Task statement. Exactly as written, quote every line that follows, skipping the images.

Materials provided.
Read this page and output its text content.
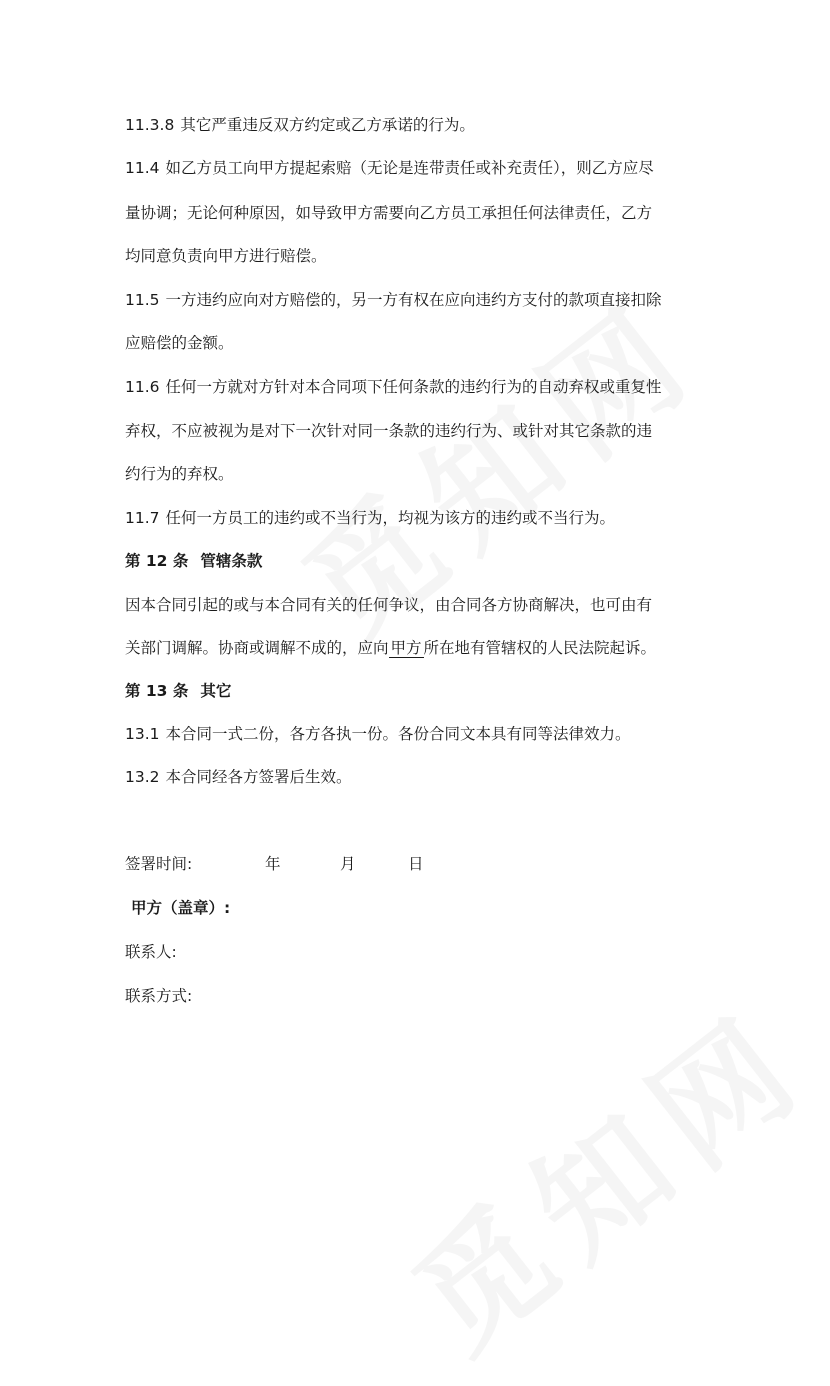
11.3.8 其它严重违反双方约定或乙方承诺的行为。
11.4 如乙方员工向甲方提起索赔（无论是连带责任或补充责任），则乙方应尽
量协调；无论何种原因，如导致甲方需要向乙方员工承担任何法律责任，乙方
均同意负责向甲方进行赔偿。
11.5 一方违约应向对方赔偿的，另一方有权在应向违约方支付的款项直接扣除
应赔偿的金额。
11.6 任何一方就对方针对本合同项下任何条款的违约行为的自动弃权或重复性
弃权，不应被视为是对下一次针对同一条款的违约行为、或针对其它条款的违
约行为的弃权。
11.7 任何一方员工的违约或不当行为，均视为该方的违约或不当行为。
第 12 条 管辖条款
因本合同引起的或与本合同有关的任何争议，由合同各方协商解决，也可由有
关部门调解。协商或调解不成的，应向 甲方 所在地有管辖权的人民法院起诉。
第 13 条 其它
13.1 本合同一式二份，各方各执一份。各份合同文本具有同等法律效力。
13.2 本合同经各方签署后生效。
签署时间:	年	月	日
甲方（盖章）:
联系人:
联系方式:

Task solution.
Read this page and output its text content.
11.3.8 其它严重违反双方约定或乙方承诺的行为。
11.4 如乙方员工向甲方提起索赔（无论是连带责任或补充责任），则乙方应尽
量协调；无论何种原因，如导致甲方需要向乙方员工承担任何法律责任，乙方
均同意负责向甲方进行赔偿。
11.5 一方违约应向对方赔偿的，另一方有权在应向违约方支付的款项直接扣除
应赔偿的金额。
11.6 任何一方就对方针对本合同项下任何条款的违约行为的自动弃权或重复性
弃权，不应被视为是对下一次针对同一条款的违约行为、或针对其它条款的违
约行为的弃权。
11.7 任何一方员工的违约或不当行为，均视为该方的违约或不当行为。
第 12 条 管辖条款
因本合同引起的或与本合同有关的任何争议，由合同各方协商解决，也可由有
关部门调解。协商或调解不成的，应向 甲方 所在地有管辖权的人民法院起诉。
第 13 条 其它
13.1 本合同一式二份，各方各执一份。各份合同文本具有同等法律效力。
13.2 本合同经各方签署后生效。
签署时间:	年	月	日
甲方（盖章）:
联系人:
联系方式:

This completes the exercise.